Directive:
Give back all the data exactly, line by line.

* start Input *

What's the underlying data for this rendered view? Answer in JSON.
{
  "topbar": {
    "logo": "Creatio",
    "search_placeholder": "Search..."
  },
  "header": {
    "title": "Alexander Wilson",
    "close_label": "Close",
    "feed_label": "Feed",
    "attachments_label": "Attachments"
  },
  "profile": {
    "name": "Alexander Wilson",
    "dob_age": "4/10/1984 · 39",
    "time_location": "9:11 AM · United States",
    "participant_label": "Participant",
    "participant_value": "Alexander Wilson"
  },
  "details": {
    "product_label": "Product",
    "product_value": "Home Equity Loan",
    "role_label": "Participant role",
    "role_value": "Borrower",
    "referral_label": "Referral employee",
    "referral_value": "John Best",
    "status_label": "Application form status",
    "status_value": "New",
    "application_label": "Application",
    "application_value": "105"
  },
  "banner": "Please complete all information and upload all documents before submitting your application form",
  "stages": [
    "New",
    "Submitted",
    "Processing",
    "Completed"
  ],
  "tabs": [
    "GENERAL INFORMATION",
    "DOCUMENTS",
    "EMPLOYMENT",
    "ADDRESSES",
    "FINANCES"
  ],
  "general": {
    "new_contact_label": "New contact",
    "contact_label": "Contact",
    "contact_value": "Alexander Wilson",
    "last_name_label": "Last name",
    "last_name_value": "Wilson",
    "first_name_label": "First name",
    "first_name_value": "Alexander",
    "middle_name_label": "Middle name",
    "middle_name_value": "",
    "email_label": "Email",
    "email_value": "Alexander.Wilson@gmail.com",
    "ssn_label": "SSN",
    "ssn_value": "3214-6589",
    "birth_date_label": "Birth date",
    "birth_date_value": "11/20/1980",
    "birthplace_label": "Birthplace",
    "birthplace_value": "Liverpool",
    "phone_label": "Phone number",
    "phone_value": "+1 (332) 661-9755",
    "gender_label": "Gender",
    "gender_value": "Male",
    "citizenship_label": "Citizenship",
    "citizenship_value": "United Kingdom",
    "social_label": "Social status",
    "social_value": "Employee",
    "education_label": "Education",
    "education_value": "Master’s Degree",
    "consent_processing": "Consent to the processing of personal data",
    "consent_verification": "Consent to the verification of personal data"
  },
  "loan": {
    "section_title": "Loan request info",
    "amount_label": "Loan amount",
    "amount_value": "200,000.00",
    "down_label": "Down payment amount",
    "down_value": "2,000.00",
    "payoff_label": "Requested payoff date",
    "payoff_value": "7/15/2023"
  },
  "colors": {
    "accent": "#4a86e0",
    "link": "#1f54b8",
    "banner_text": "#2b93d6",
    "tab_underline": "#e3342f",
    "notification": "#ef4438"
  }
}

* end Input *

Exercise response:
What's the underlying data for this rendered view? Answer in JSON.
{
  "topbar": {
    "logo": "Creatio",
    "search_placeholder": "Search..."
  },
  "header": {
    "title": "Alexander Wilson",
    "close_label": "Close",
    "feed_label": "Feed",
    "attachments_label": "Attachments"
  },
  "profile": {
    "name": "Alexander Wilson",
    "dob_age": "4/10/1984 · 39",
    "time_location": "9:11 AM · United States",
    "participant_label": "Participant",
    "participant_value": "Alexander Wilson"
  },
  "details": {
    "product_label": "Product",
    "product_value": "Home Equity Loan",
    "role_label": "Participant role",
    "role_value": "Borrower",
    "referral_label": "Referral employee",
    "referral_value": "John Best",
    "status_label": "Application form status",
    "status_value": "New",
    "application_label": "Application",
    "application_value": "105"
  },
  "banner": "Please complete all information and upload all documents before submitting your application form",
  "stages": [
    "New",
    "Submitted",
    "Processing",
    "Completed"
  ],
  "tabs": [
    "GENERAL INFORMATION",
    "DOCUMENTS",
    "EMPLOYMENT",
    "ADDRESSES",
    "FINANCES"
  ],
  "general": {
    "new_contact_label": "New contact",
    "contact_label": "Contact",
    "contact_value": "Alexander Wilson",
    "last_name_label": "Last name",
    "last_name_value": "Wilson",
    "first_name_label": "First name",
    "first_name_value": "Alexander",
    "middle_name_label": "Middle name",
    "middle_name_value": "",
    "email_label": "Email",
    "email_value": "Alexander.Wilson@gmail.com",
    "ssn_label": "SSN",
    "ssn_value": "3214-6589",
    "birth_date_label": "Birth date",
    "birth_date_value": "11/20/1980",
    "birthplace_label": "Birthplace",
    "birthplace_value": "Liverpool",
    "phone_label": "Phone number",
    "phone_value": "+1 (332) 661-9755",
    "gender_label": "Gender",
    "gender_value": "Male",
    "citizenship_label": "Citizenship",
    "citizenship_value": "United Kingdom",
    "social_label": "Social status",
    "social_value": "Employee",
    "education_label": "Education",
    "education_value": "Master’s Degree",
    "consent_processing": "Consent to the processing of personal data",
    "consent_verification": "Consent to the verification of personal data"
  },
  "loan": {
    "section_title": "Loan request info",
    "amount_label": "Loan amount",
    "amount_value": "200,000.00",
    "down_label": "Down payment amount",
    "down_value": "2,000.00",
    "payoff_label": "Requested payoff date",
    "payoff_value": "7/15/2023"
  },
  "colors": {
    "accent": "#4a86e0",
    "link": "#1f54b8",
    "banner_text": "#2b93d6",
    "tab_underline": "#e3342f",
    "notification": "#ef4438"
  }
}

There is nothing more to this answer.